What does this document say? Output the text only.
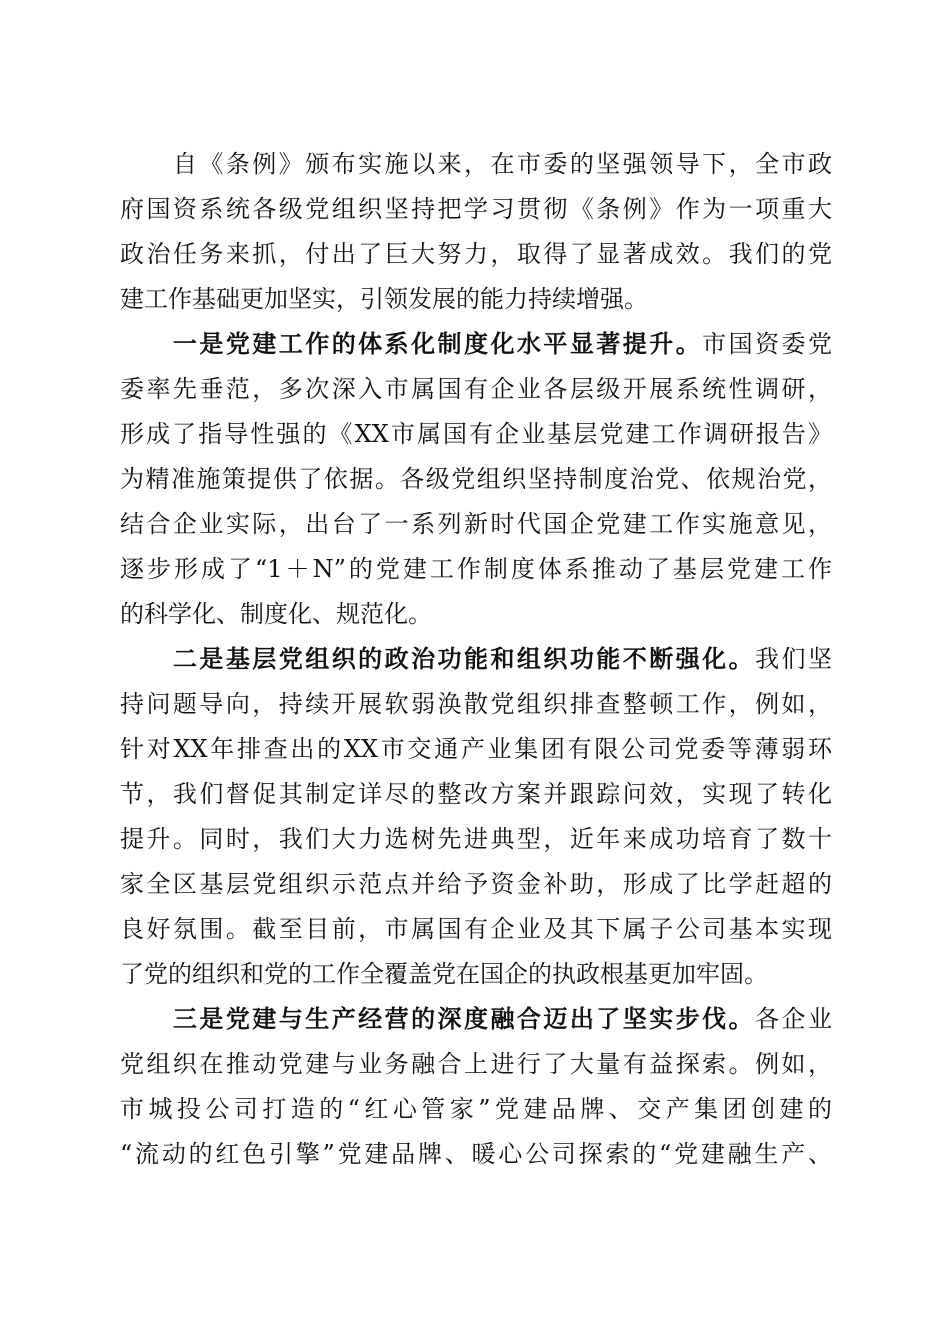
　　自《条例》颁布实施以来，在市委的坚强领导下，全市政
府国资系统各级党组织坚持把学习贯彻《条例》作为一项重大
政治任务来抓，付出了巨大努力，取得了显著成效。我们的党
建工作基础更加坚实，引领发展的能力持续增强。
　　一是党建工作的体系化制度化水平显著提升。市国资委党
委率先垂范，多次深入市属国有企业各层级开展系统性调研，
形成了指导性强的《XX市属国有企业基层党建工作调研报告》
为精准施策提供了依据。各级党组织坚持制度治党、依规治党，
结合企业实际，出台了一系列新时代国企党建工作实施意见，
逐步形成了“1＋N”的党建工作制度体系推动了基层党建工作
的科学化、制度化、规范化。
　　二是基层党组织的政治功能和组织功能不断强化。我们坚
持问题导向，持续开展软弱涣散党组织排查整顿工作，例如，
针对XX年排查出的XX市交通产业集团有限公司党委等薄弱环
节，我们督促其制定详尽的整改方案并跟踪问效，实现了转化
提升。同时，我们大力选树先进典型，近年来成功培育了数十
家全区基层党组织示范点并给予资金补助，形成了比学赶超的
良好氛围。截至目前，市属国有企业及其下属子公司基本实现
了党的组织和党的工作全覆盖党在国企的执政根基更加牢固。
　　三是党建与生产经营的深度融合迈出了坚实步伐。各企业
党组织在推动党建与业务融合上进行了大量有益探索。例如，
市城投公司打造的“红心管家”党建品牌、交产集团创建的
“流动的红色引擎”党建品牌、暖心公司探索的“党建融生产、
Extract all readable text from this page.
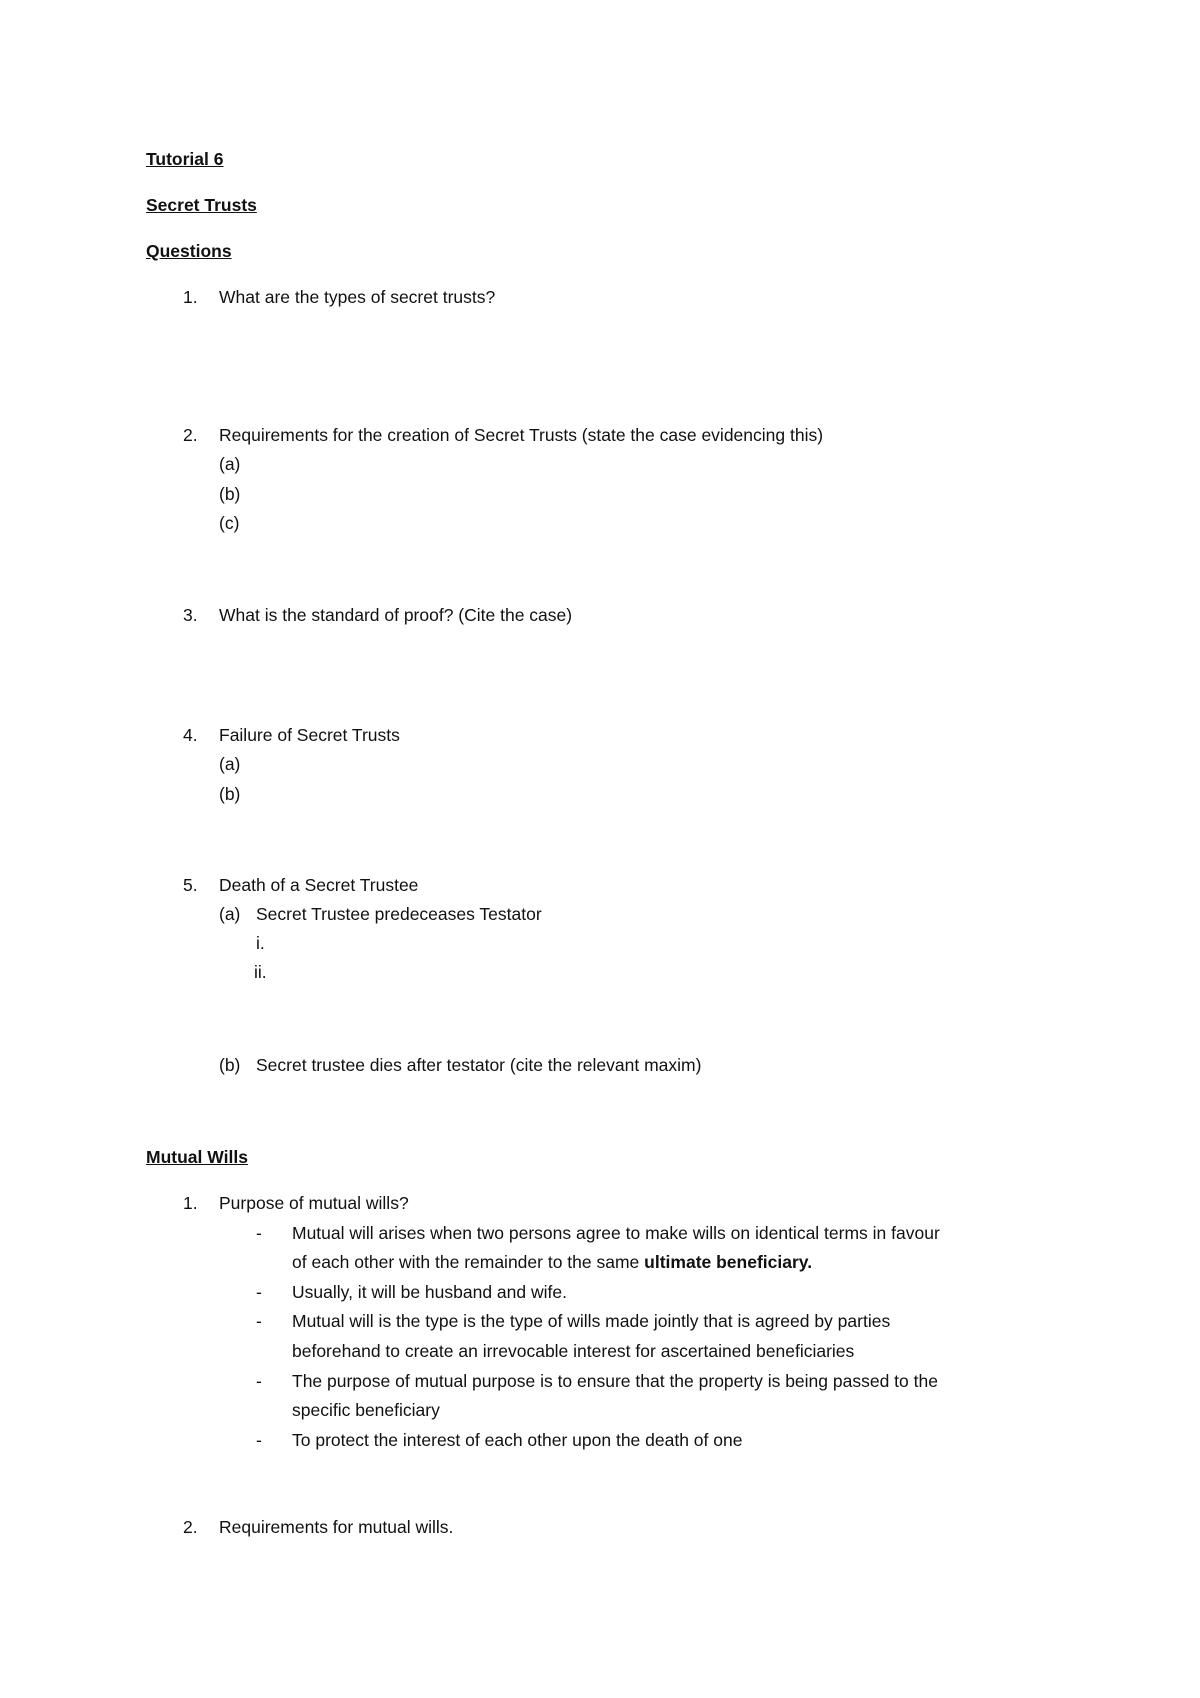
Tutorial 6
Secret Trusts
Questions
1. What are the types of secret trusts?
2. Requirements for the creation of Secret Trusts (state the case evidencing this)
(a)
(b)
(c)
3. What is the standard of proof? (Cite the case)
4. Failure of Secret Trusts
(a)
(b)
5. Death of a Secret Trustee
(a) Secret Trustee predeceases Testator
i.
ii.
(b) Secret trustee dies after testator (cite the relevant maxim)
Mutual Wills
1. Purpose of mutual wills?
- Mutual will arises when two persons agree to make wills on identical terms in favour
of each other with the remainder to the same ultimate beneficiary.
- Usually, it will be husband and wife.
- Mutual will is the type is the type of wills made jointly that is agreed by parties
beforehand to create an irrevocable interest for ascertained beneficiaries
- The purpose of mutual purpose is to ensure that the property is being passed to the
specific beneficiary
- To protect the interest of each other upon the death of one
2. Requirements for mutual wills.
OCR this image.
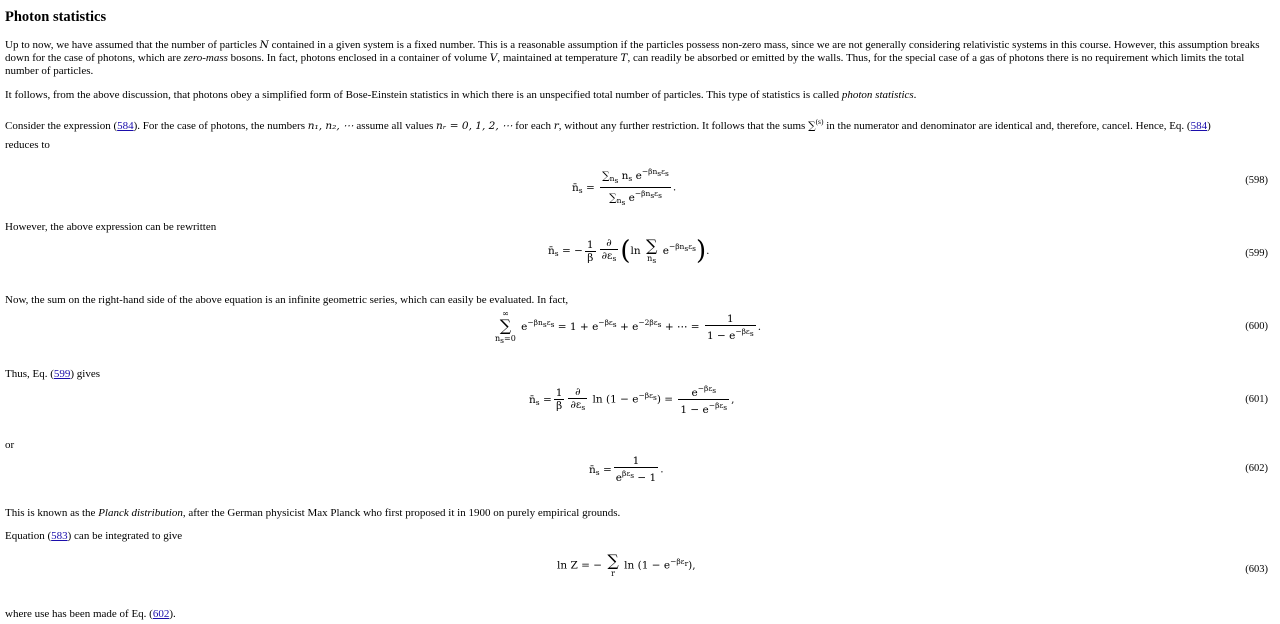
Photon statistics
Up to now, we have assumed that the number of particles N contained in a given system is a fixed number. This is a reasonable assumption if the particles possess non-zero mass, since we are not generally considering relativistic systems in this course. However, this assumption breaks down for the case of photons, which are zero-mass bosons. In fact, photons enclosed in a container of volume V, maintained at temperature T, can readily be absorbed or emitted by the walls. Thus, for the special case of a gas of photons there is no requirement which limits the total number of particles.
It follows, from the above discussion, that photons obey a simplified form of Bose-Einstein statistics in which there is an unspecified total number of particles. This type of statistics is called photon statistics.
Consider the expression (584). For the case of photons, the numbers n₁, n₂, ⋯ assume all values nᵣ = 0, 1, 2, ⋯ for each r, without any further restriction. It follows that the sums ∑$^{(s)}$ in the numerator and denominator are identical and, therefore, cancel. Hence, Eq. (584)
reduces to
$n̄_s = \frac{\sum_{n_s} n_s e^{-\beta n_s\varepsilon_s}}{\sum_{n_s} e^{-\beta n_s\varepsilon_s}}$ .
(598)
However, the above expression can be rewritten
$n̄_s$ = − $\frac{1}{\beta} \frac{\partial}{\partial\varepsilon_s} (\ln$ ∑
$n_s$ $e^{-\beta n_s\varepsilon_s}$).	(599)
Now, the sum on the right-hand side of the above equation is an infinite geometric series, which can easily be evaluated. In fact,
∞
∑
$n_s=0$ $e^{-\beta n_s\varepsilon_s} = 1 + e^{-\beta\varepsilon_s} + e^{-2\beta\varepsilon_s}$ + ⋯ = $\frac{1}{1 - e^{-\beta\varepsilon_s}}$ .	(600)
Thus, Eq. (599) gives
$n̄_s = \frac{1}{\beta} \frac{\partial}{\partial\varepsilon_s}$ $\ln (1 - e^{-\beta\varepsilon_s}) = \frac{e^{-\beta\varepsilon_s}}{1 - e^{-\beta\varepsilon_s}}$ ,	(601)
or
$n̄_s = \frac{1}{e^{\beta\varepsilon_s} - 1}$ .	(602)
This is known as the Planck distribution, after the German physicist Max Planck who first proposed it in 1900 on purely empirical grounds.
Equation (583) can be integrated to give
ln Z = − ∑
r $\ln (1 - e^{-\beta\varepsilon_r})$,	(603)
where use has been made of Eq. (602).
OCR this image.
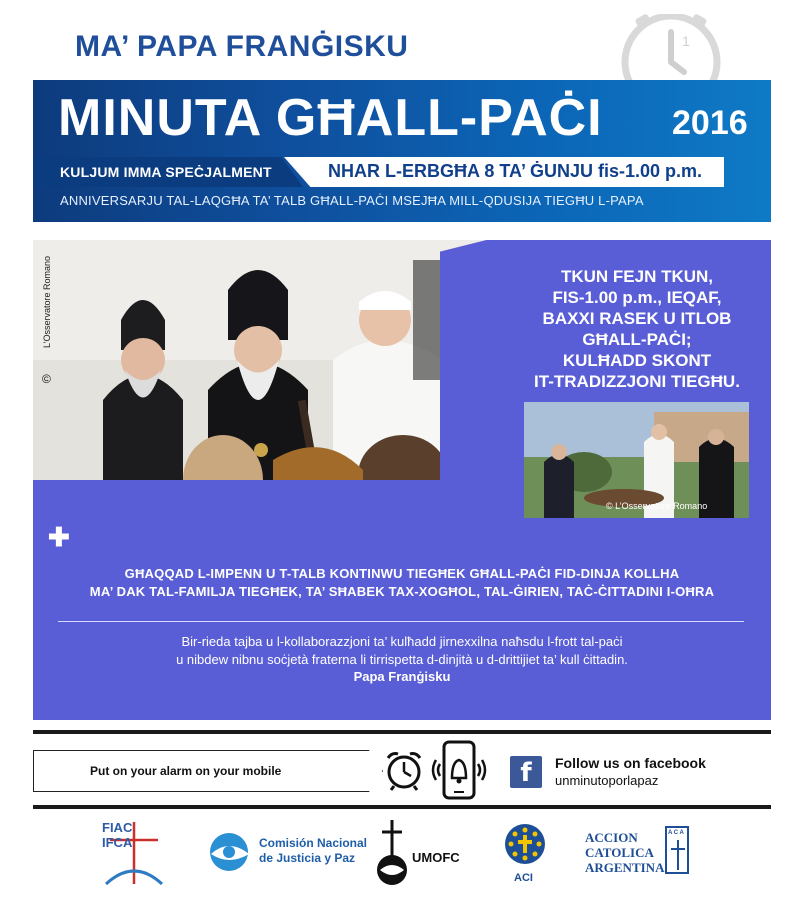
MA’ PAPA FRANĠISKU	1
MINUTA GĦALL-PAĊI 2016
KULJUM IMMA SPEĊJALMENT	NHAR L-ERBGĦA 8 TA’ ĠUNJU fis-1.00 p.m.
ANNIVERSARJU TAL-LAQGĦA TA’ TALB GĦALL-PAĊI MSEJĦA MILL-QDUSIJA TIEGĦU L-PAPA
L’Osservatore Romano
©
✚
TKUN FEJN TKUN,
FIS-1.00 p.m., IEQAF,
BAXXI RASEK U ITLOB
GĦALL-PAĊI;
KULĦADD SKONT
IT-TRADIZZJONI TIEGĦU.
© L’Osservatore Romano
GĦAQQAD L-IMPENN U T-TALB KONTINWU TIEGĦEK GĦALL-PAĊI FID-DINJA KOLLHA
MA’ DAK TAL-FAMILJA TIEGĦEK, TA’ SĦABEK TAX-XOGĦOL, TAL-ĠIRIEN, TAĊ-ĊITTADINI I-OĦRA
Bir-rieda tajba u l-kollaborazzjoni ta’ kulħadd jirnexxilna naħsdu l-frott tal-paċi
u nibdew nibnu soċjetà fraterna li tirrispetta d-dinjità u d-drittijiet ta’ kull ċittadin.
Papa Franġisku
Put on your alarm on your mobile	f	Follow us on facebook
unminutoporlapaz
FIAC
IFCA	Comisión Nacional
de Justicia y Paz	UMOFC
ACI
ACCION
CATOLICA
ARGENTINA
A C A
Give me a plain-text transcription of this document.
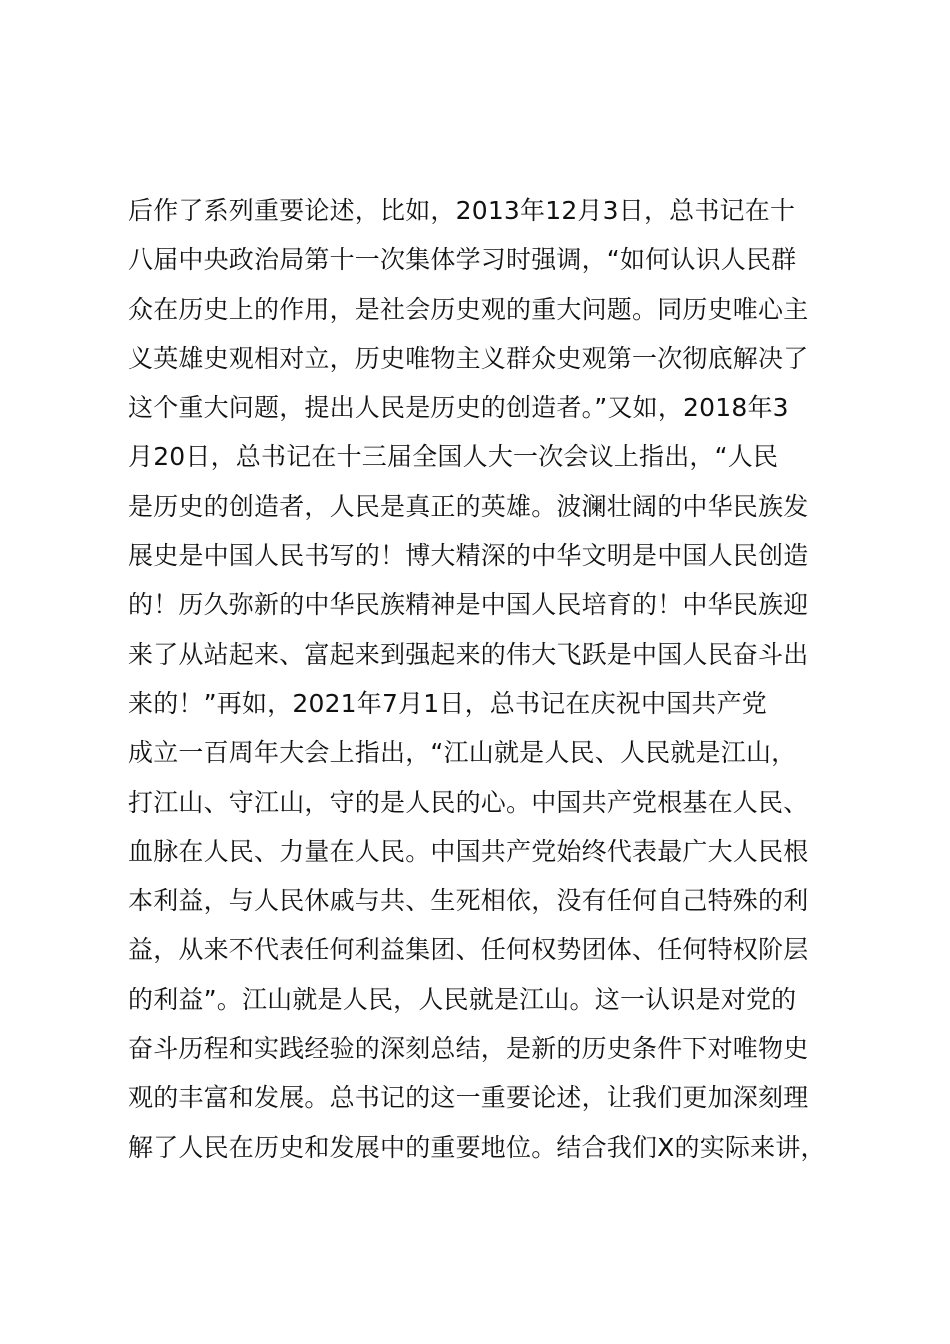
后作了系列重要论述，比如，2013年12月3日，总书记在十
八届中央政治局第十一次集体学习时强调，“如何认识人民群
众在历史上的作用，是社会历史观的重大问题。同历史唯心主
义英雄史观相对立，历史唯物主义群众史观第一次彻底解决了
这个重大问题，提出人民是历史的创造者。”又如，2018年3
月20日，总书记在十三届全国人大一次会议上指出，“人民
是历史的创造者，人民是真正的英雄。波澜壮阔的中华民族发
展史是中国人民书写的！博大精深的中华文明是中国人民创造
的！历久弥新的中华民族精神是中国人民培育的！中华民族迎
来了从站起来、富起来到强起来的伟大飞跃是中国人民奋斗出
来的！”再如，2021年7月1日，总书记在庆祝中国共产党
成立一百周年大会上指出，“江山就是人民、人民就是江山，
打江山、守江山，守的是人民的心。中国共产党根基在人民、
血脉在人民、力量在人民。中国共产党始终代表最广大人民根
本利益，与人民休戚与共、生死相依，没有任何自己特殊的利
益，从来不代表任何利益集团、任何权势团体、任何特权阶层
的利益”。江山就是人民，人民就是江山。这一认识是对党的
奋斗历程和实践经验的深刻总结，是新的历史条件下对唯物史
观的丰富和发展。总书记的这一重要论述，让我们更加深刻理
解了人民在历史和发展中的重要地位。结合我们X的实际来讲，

→ Set exercise
Write out every line of the entries that holds the word "interest".

→ Answer to the problem
beforehand to create an irrevocable interest for ascertained beneficiaries
- To protect the interest of each other upon the death of one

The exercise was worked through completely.